## Start Material provided
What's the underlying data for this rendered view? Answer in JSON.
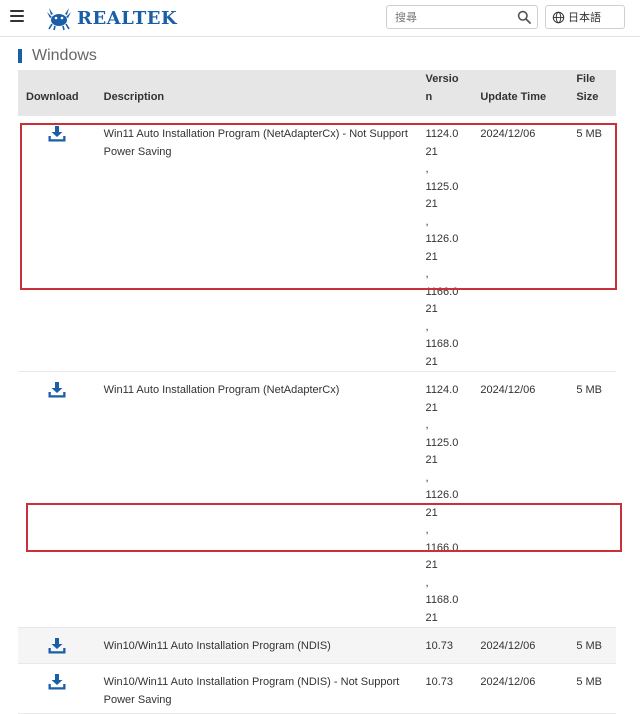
{
  "header": {
    "logo_text": "REALTEK",
    "search_placeholder": "搜尋",
    "language": "日本語"
  },
  "section": {
    "title": "Windows"
  },
  "table": {
    "columns": {
      "download": "Download",
      "description": "Description",
      "version": "Version",
      "update_time": "Update Time",
      "file_size": "File Size"
    },
    "rows": [
      {
        "description": "Win11 Auto Installation Program (NetAdapterCx) - Not Support Power Saving",
        "versions": [
          "1124.021",
          "1125.021",
          "1126.021",
          "1166.021",
          "1168.021"
        ],
        "update_time": "2024/12/06",
        "file_size": "5 MB"
      },
      {
        "description": "Win11 Auto Installation Program (NetAdapterCx)",
        "versions": [
          "1124.021",
          "1125.021",
          "1126.021",
          "1166.021",
          "1168.021"
        ],
        "update_time": "2024/12/06",
        "file_size": "5 MB"
      },
      {
        "description": "Win10/Win11 Auto Installation Program (NDIS)",
        "versions": [
          "10.73"
        ],
        "update_time": "2024/12/06",
        "file_size": "5 MB"
      },
      {
        "description": "Win10/Win11 Auto Installation Program (NDIS) - Not Support Power Saving",
        "versions": [
          "10.73"
        ],
        "update_time": "2024/12/06",
        "file_size": "5 MB"
      }
    ]
  },
  "icons": {
    "menu": "hamburger-menu-icon",
    "logo": "realtek-crab-logo",
    "search": "search-icon",
    "language": "globe-icon",
    "download": "download-icon"
  },
  "colors": {
    "brand": "#1a5ea8",
    "highlight_box": "#c8303a",
    "header_row": "#e6e6e6",
    "striped_row": "#f5f5f5"
  }
}
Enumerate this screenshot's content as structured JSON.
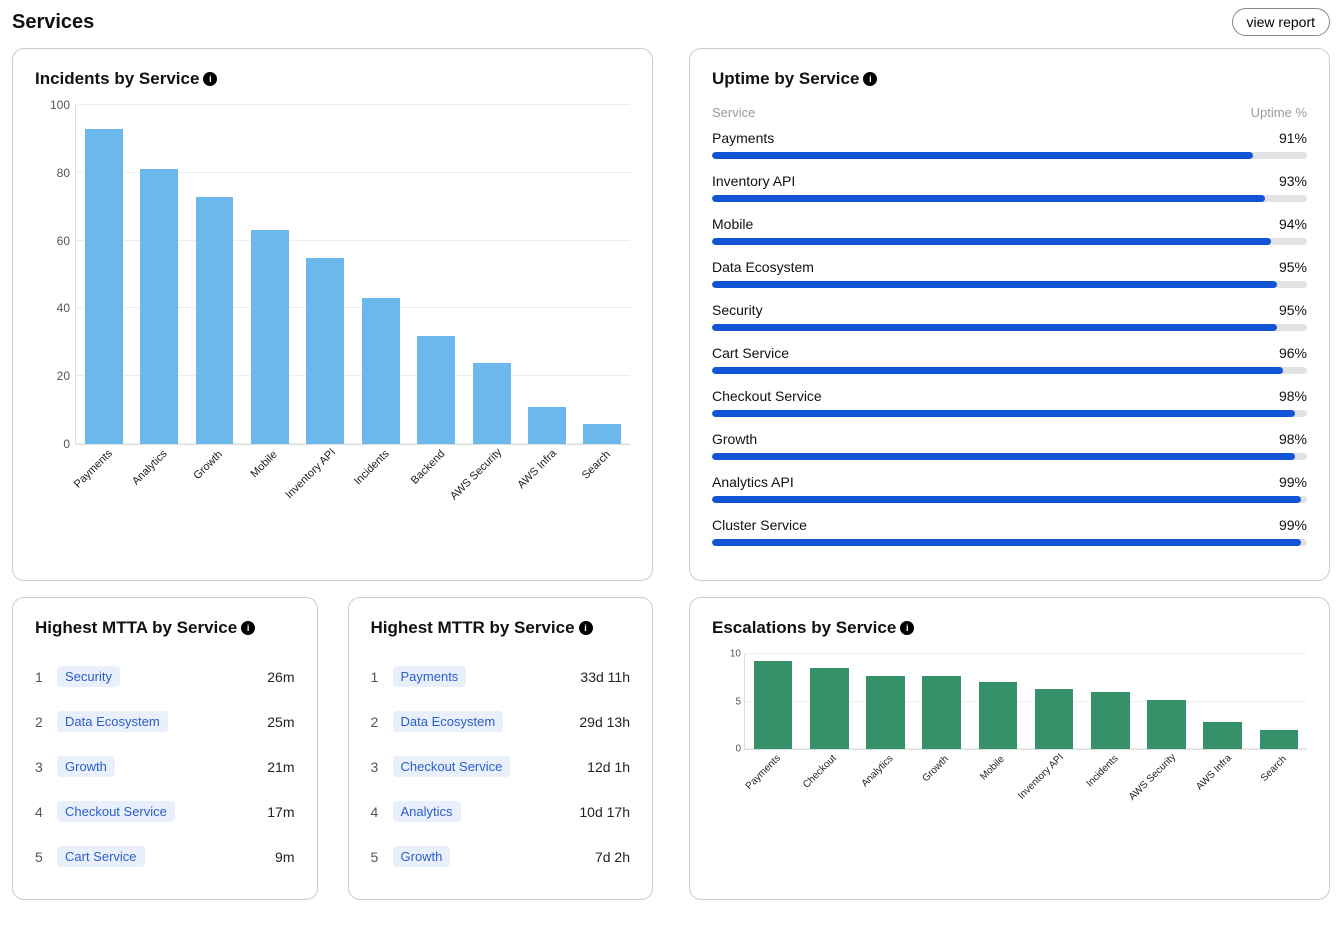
{
  "header": {
    "title": "Services",
    "view_report_label": "view report"
  },
  "panels": {
    "incidents": {
      "title": "Incidents by Service"
    },
    "uptime": {
      "title": "Uptime by Service",
      "col_service": "Service",
      "col_uptime": "Uptime %"
    },
    "mtta": {
      "title": "Highest MTTA by Service"
    },
    "mttr": {
      "title": "Highest MTTR by Service"
    },
    "escalations": {
      "title": "Escalations by Service"
    }
  },
  "chart_data": [
    {
      "id": "incidents",
      "type": "bar",
      "title": "Incidents by Service",
      "categories": [
        "Payments",
        "Analytics",
        "Growth",
        "Mobile",
        "Inventory API",
        "Incidents",
        "Backend",
        "AWS Security",
        "AWS Infra",
        "Search"
      ],
      "values": [
        93,
        81,
        73,
        63,
        55,
        43,
        32,
        24,
        11,
        6
      ],
      "ylim": [
        0,
        100
      ],
      "yticks": [
        0,
        20,
        40,
        60,
        80,
        100
      ],
      "color": "#6cb7eb"
    },
    {
      "id": "uptime",
      "type": "bar",
      "title": "Uptime by Service",
      "orientation": "horizontal",
      "categories": [
        "Payments",
        "Inventory API",
        "Mobile",
        "Data Ecosystem",
        "Security",
        "Cart Service",
        "Checkout Service",
        "Growth",
        "Analytics API",
        "Cluster Service"
      ],
      "values": [
        91,
        93,
        94,
        95,
        95,
        96,
        98,
        98,
        99,
        99
      ],
      "value_suffix": "%",
      "ylim": [
        0,
        100
      ],
      "color": "#1154d6"
    },
    {
      "id": "escalations",
      "type": "bar",
      "title": "Escalations by Service",
      "categories": [
        "Payments",
        "Checkout",
        "Analytics",
        "Growth",
        "Mobile",
        "Inventory API",
        "Incidents",
        "AWS Security",
        "AWS Infra",
        "Search"
      ],
      "values": [
        9.3,
        8.5,
        7.7,
        7.7,
        7.1,
        6.3,
        6.0,
        5.2,
        2.8,
        2.0
      ],
      "ylim": [
        0,
        10
      ],
      "yticks": [
        0,
        5,
        10
      ],
      "color": "#349169"
    }
  ],
  "mtta": [
    {
      "rank": 1,
      "service": "Security",
      "value": "26m"
    },
    {
      "rank": 2,
      "service": "Data Ecosystem",
      "value": "25m"
    },
    {
      "rank": 3,
      "service": "Growth",
      "value": "21m"
    },
    {
      "rank": 4,
      "service": "Checkout Service",
      "value": "17m"
    },
    {
      "rank": 5,
      "service": "Cart Service",
      "value": "9m"
    }
  ],
  "mttr": [
    {
      "rank": 1,
      "service": "Payments",
      "value": "33d 11h"
    },
    {
      "rank": 2,
      "service": "Data Ecosystem",
      "value": "29d 13h"
    },
    {
      "rank": 3,
      "service": "Checkout Service",
      "value": "12d 1h"
    },
    {
      "rank": 4,
      "service": "Analytics",
      "value": "10d 17h"
    },
    {
      "rank": 5,
      "service": "Growth",
      "value": "7d 2h"
    }
  ]
}
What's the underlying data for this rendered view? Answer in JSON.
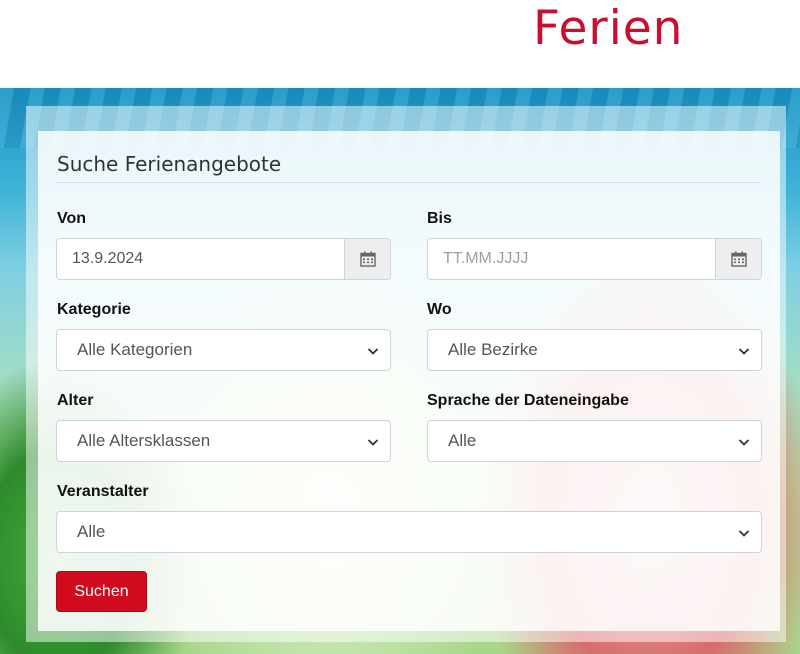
{
  "header": {
    "brand": "Ferien"
  },
  "form": {
    "title": "Suche Ferienangebote",
    "von": {
      "label": "Von",
      "value": "13.9.2024",
      "placeholder": ""
    },
    "bis": {
      "label": "Bis",
      "value": "",
      "placeholder": "TT.MM.JJJJ"
    },
    "kategorie": {
      "label": "Kategorie",
      "selected": "Alle Kategorien"
    },
    "wo": {
      "label": "Wo",
      "selected": "Alle Bezirke"
    },
    "alter": {
      "label": "Alter",
      "selected": "Alle Altersklassen"
    },
    "sprache": {
      "label": "Sprache der Dateneingabe",
      "selected": "Alle"
    },
    "veranstalter": {
      "label": "Veranstalter",
      "selected": "Alle"
    },
    "submit_label": "Suchen"
  },
  "icons": {
    "calendar": "calendar-icon",
    "dropdown": "chevron-down-icon"
  },
  "colors": {
    "brand": "#c8102e",
    "button": "#d10a1e"
  }
}
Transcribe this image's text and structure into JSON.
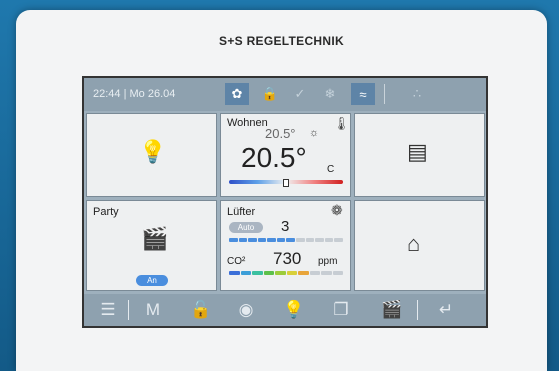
{
  "brand": "S+S REGELTECHNIK",
  "status": {
    "datetime": "22:44 | Mo 26.04",
    "icons": [
      "leaf-icon",
      "lock-icon",
      "check-icon",
      "snowflake-icon",
      "heat-icon",
      "drops-icon"
    ]
  },
  "tiles": {
    "light": {
      "icon": "lightbulb-icon"
    },
    "room": {
      "label": "Wohnen",
      "setpoint": "20.5°",
      "temperature": "20.5°",
      "unit": "C",
      "level": 0.5
    },
    "blinds": {
      "icon": "blinds-icon"
    },
    "party": {
      "label": "Party",
      "badge": "An"
    },
    "fan": {
      "label": "Lüfter",
      "mode": "Auto",
      "value": "3",
      "level": 0.6
    },
    "co2": {
      "label": "CO²",
      "value": "730",
      "unit": "ppm",
      "level": 0.72
    },
    "presence": {
      "icon": "home-person-icon"
    }
  },
  "bottom": {
    "m_label": "M"
  },
  "colors": {
    "active": "#5e84a7",
    "accent": "#4a8ede",
    "bar": "#8ea1af"
  }
}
## End Material provided
#### Exercise objective:
Collect from the data above every line that includes "title".

#### Solution to this task:
    "title": "Windows"
    "title": "Services",
      "title": "Incidents by Service"
      "title": "Uptime by Service",
      "title": "Highest MTTA by Service"
      "title": "Highest MTTR by Service"
      "title": "Escalations by Service"
      "title": "Incidents by Service",
      "title": "Uptime by Service",
      "title": "Escalations by Service",
    "title": "Suche Ferienangebote",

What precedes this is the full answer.